--- BEGIN Records for processing ---
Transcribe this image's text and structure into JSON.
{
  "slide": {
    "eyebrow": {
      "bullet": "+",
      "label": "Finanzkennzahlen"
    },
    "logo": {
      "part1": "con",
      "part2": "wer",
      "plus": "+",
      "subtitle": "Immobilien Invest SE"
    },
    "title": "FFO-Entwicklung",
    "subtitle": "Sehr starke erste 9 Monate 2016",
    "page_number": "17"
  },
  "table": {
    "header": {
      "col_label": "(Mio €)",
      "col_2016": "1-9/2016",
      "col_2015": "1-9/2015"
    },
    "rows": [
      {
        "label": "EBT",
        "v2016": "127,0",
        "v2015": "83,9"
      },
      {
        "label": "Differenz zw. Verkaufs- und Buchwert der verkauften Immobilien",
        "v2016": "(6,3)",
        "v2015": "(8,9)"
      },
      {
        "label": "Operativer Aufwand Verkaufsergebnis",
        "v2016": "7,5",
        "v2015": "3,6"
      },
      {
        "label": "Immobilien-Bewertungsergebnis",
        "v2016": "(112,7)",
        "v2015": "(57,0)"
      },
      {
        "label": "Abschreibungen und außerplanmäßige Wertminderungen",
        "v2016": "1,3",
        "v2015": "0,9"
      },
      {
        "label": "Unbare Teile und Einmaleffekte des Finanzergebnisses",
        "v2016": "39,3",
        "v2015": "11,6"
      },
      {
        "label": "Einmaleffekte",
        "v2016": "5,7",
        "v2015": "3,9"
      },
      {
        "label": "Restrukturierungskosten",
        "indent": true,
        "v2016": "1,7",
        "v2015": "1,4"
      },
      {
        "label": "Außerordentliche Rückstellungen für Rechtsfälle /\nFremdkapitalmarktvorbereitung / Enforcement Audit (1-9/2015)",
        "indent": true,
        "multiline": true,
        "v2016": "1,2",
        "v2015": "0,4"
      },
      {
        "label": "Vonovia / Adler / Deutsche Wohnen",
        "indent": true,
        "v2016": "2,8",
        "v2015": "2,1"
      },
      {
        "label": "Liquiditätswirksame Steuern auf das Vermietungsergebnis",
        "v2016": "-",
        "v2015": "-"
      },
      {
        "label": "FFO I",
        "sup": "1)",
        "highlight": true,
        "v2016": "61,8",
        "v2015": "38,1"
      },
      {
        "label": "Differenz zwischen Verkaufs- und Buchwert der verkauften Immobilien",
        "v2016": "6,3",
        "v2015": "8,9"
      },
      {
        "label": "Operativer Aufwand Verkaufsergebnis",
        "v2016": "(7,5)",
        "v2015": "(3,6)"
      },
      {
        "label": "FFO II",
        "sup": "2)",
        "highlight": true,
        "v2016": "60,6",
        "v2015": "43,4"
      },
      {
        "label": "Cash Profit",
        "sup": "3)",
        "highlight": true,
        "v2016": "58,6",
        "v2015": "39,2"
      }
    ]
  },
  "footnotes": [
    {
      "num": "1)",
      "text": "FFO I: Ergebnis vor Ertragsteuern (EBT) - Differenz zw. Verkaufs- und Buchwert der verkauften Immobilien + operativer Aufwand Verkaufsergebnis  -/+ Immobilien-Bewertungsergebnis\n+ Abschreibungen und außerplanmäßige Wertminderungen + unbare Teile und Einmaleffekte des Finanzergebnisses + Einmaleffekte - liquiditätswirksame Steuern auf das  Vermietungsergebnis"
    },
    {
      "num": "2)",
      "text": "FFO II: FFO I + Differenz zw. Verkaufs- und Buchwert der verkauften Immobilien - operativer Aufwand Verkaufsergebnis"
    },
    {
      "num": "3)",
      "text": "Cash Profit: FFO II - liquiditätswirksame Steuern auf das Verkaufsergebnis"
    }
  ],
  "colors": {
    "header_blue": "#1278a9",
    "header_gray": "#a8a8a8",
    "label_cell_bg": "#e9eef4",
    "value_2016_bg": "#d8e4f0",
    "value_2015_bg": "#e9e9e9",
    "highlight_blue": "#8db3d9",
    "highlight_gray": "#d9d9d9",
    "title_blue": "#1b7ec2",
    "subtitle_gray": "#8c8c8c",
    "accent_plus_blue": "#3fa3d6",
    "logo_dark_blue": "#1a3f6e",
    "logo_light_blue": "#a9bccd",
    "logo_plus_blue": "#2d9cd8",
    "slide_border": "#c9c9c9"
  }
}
--- END Records for processing ---
--- BEGIN Records for processing ---
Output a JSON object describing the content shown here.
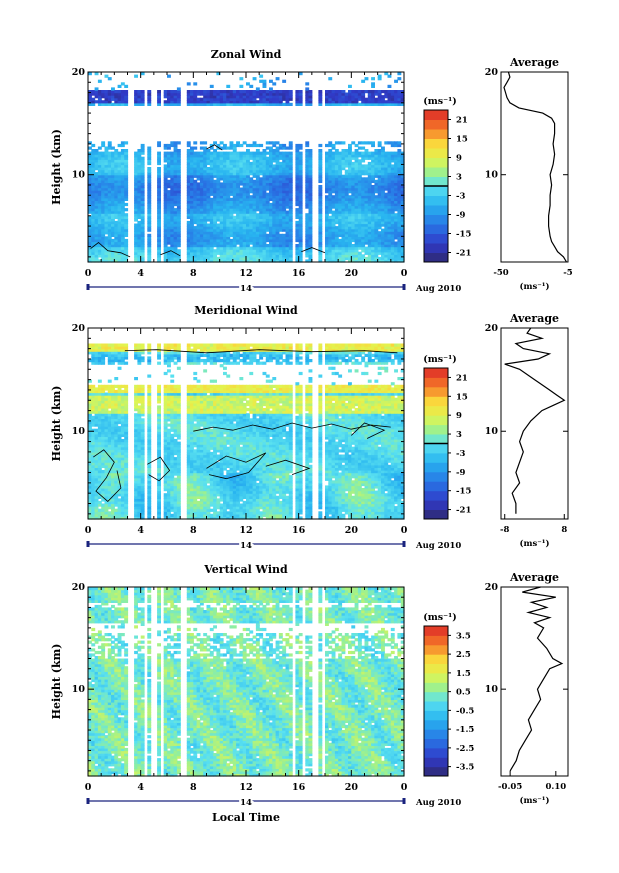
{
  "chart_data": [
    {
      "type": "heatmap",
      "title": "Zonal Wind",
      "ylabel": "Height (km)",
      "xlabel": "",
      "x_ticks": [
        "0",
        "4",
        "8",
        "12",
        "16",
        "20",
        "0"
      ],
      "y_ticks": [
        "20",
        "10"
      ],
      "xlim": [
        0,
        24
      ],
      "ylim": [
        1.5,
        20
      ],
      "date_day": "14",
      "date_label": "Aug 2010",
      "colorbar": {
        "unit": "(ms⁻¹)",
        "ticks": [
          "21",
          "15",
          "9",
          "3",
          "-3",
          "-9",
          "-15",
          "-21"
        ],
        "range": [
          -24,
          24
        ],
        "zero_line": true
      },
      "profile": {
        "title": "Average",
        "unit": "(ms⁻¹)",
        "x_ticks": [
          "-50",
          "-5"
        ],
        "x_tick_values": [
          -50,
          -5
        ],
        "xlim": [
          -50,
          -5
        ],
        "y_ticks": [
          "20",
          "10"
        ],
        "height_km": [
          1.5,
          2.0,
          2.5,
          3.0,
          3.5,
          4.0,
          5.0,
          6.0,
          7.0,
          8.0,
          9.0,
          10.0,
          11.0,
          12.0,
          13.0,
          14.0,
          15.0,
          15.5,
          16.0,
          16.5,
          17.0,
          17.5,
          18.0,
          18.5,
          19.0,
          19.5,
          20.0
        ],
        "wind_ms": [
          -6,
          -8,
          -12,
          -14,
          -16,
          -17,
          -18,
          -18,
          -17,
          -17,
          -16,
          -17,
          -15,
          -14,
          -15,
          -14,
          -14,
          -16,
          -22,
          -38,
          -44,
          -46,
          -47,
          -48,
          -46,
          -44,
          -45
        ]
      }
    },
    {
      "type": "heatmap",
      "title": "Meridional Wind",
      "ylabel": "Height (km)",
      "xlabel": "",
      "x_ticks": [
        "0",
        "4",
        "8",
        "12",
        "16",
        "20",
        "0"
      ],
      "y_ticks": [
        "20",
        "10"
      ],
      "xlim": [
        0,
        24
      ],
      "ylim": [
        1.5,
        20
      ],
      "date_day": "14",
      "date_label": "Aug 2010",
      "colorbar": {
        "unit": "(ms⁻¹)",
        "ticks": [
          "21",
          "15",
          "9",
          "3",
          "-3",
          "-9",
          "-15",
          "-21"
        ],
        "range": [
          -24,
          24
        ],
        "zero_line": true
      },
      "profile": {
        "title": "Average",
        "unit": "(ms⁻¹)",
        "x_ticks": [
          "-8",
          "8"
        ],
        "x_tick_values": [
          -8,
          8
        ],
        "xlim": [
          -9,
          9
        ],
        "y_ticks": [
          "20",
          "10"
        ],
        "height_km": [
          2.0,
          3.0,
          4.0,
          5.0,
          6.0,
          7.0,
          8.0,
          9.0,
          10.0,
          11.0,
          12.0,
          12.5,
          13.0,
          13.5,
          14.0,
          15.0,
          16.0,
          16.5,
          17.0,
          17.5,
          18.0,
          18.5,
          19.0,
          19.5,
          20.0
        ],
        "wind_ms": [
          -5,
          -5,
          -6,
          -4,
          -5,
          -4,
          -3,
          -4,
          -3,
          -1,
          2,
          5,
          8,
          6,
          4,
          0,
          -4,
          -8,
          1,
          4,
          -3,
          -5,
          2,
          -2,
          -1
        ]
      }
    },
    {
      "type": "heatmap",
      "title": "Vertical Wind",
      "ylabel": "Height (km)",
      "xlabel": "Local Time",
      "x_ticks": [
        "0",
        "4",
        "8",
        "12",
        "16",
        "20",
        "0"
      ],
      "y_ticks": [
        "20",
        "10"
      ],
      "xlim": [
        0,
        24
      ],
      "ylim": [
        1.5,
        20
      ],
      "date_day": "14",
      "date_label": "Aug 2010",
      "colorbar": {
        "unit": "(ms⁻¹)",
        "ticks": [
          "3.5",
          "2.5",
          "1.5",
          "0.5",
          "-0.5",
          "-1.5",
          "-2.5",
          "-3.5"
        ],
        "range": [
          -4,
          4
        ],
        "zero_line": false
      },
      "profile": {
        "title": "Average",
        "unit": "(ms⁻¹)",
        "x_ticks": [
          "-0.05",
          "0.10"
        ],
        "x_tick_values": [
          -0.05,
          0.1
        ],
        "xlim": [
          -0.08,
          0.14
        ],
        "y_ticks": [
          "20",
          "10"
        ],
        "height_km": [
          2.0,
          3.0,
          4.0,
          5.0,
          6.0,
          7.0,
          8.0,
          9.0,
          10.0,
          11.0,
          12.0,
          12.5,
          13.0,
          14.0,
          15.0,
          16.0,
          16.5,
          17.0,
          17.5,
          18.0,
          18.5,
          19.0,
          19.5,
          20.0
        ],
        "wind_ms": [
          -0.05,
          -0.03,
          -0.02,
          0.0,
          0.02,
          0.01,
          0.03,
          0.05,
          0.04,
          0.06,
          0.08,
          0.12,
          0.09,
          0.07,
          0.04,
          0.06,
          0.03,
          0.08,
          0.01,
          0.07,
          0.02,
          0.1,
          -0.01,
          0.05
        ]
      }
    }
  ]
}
--- END Records for processing ---
Gather up the lines that contain the word "Immobilien".

**Task answer**:
      "subtitle": "Immobilien Invest SE"
        "label": "Differenz zw. Verkaufs- und Buchwert der verkauften Immobilien",
        "label": "Immobilien-Bewertungsergebnis",
        "label": "Differenz zwischen Verkaufs- und Buchwert der verkauften Immobilien",
      "text": "FFO I: Ergebnis vor Ertragsteuern (EBT) - Differenz zw. Verkaufs- und Buchwert der verkauften Immobilien + operativer Aufwand Verkaufsergebnis  -/+ Immobilien-Bewertungsergebnis\n+ Abschreibungen und außerplanmäßige Wertminderungen + unbare Teile und Einmaleffekte des Finanzergebnisses + Einmaleffekte - liquiditätswirksame Steuern auf das  Vermietungsergebnis"
      "text": "FFO II: FFO I + Differenz zw. Verkaufs- und Buchwert der verkauften Immobilien - operativer Aufwand Verkaufsergebnis"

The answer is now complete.